Requirement: Pull out every line from the listing that has the word "median".

(Data records)
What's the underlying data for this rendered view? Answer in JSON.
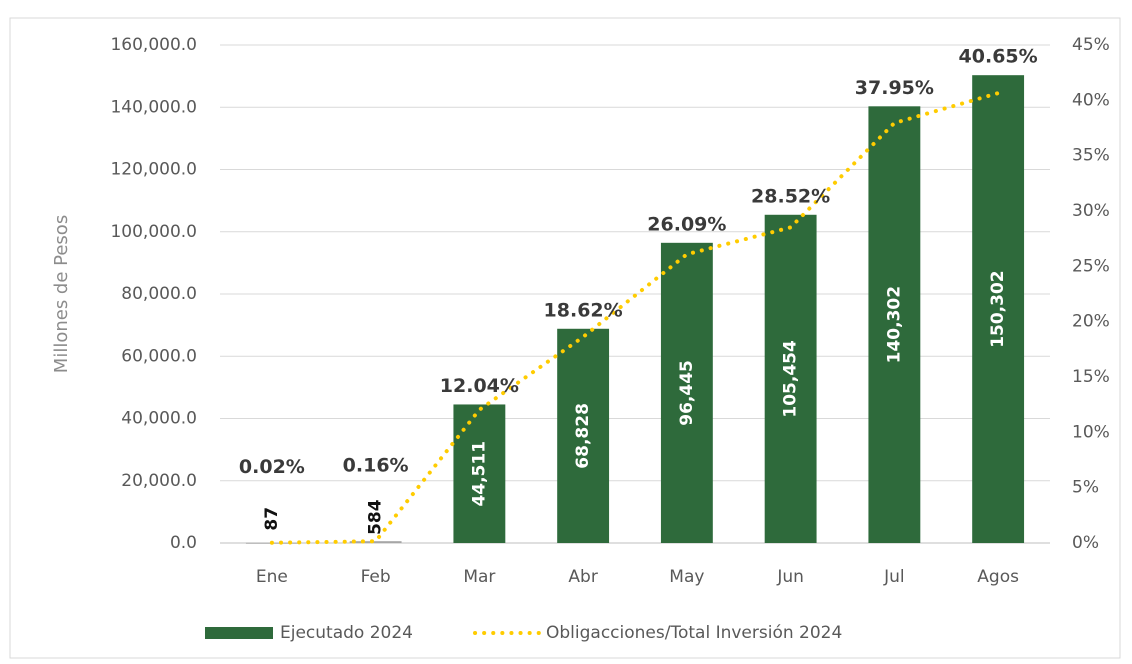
{
  "chart_data": {
    "type": "bar",
    "categories": [
      "Ene",
      "Feb",
      "Mar",
      "Abr",
      "May",
      "Jun",
      "Jul",
      "Agos"
    ],
    "ylabel": "Millones de Pesos",
    "ylim": [
      0,
      160000
    ],
    "yticks": [
      {
        "value": 0,
        "label": "0.0"
      },
      {
        "value": 20000,
        "label": "20,000.0"
      },
      {
        "value": 40000,
        "label": "40,000.0"
      },
      {
        "value": 60000,
        "label": "60,000.0"
      },
      {
        "value": 80000,
        "label": "80,000.0"
      },
      {
        "value": 100000,
        "label": "100,000.0"
      },
      {
        "value": 120000,
        "label": "120,000.0"
      },
      {
        "value": 140000,
        "label": "140,000.0"
      },
      {
        "value": 160000,
        "label": "160,000.0"
      }
    ],
    "y2lim": [
      0,
      45
    ],
    "y2ticks": [
      {
        "value": 0,
        "label": "0%"
      },
      {
        "value": 5,
        "label": "5%"
      },
      {
        "value": 10,
        "label": "10%"
      },
      {
        "value": 15,
        "label": "15%"
      },
      {
        "value": 20,
        "label": "20%"
      },
      {
        "value": 25,
        "label": "25%"
      },
      {
        "value": 30,
        "label": "30%"
      },
      {
        "value": 35,
        "label": "35%"
      },
      {
        "value": 40,
        "label": "40%"
      },
      {
        "value": 45,
        "label": "45%"
      }
    ],
    "grid": true,
    "legend": "bottom",
    "series": [
      {
        "name": "Ejecutado 2024",
        "type": "bar",
        "color": "#2e6a3b",
        "values": [
          87,
          584,
          44511,
          68828,
          96445,
          105454,
          140302,
          150302
        ],
        "value_labels": [
          "87",
          "584",
          "44,511",
          "68,828",
          "96,445",
          "105,454",
          "140,302",
          "150,302"
        ]
      },
      {
        "name": "Obligacciones/Total Inversión 2024",
        "type": "line",
        "axis": "y2",
        "color": "#ffcc00",
        "values": [
          0.02,
          0.16,
          12.04,
          18.62,
          26.09,
          28.52,
          37.95,
          40.65
        ],
        "value_labels": [
          "0.02%",
          "0.16%",
          "12.04%",
          "18.62%",
          "26.09%",
          "28.52%",
          "37.95%",
          "40.65%"
        ]
      }
    ]
  }
}
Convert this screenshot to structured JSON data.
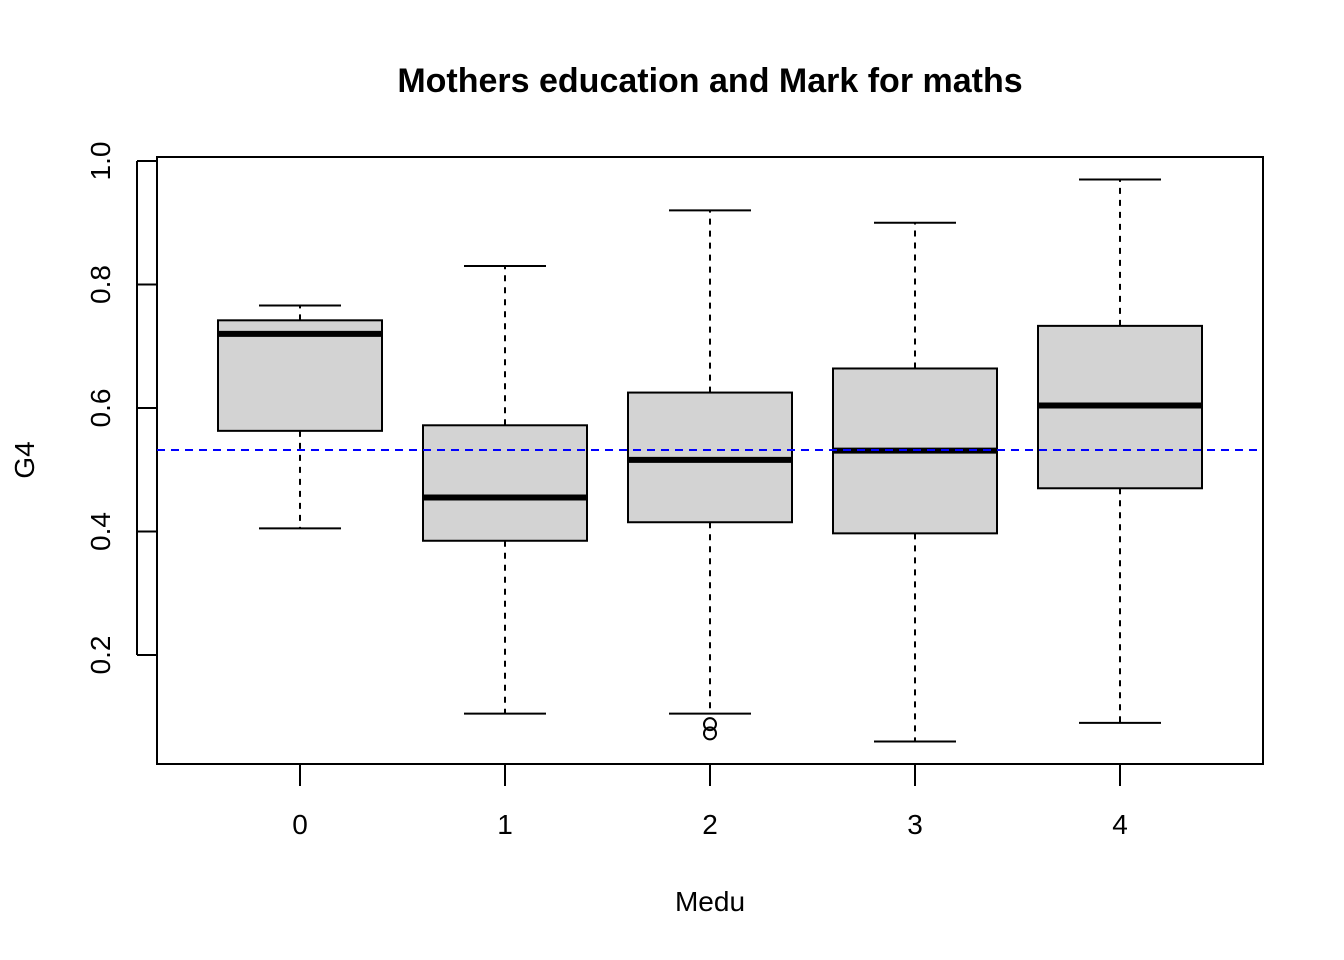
{
  "chart_data": {
    "type": "boxplot",
    "title": "Mothers education and Mark for maths",
    "xlabel": "Medu",
    "ylabel": "G4",
    "categories": [
      "0",
      "1",
      "2",
      "3",
      "4"
    ],
    "yticks": [
      0.2,
      0.4,
      0.6,
      0.8,
      1.0
    ],
    "ytick_labels": [
      "0.2",
      "0.4",
      "0.6",
      "0.8",
      "1.0"
    ],
    "ylim": [
      0.03,
      1.01
    ],
    "boxes": [
      {
        "category": "0",
        "whisker_low": 0.405,
        "q1": 0.563,
        "median": 0.72,
        "q3": 0.742,
        "whisker_high": 0.766,
        "outliers": []
      },
      {
        "category": "1",
        "whisker_low": 0.105,
        "q1": 0.385,
        "median": 0.455,
        "q3": 0.572,
        "whisker_high": 0.83,
        "outliers": []
      },
      {
        "category": "2",
        "whisker_low": 0.105,
        "q1": 0.415,
        "median": 0.516,
        "q3": 0.625,
        "whisker_high": 0.92,
        "outliers": [
          0.088,
          0.073
        ]
      },
      {
        "category": "3",
        "whisker_low": 0.06,
        "q1": 0.397,
        "median": 0.531,
        "q3": 0.664,
        "whisker_high": 0.9,
        "outliers": []
      },
      {
        "category": "4",
        "whisker_low": 0.09,
        "q1": 0.47,
        "median": 0.604,
        "q3": 0.733,
        "whisker_high": 0.97,
        "outliers": []
      }
    ],
    "reference_line": {
      "y": 0.532,
      "color": "#0000ff",
      "style": "dashed"
    },
    "colors": {
      "box_fill": "#d3d3d3",
      "box_stroke": "#000000"
    }
  }
}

Response:
        "median": 0.72,
        "median": 0.455,
        "median": 0.516,
        "median": 0.531,
        "median": 0.604,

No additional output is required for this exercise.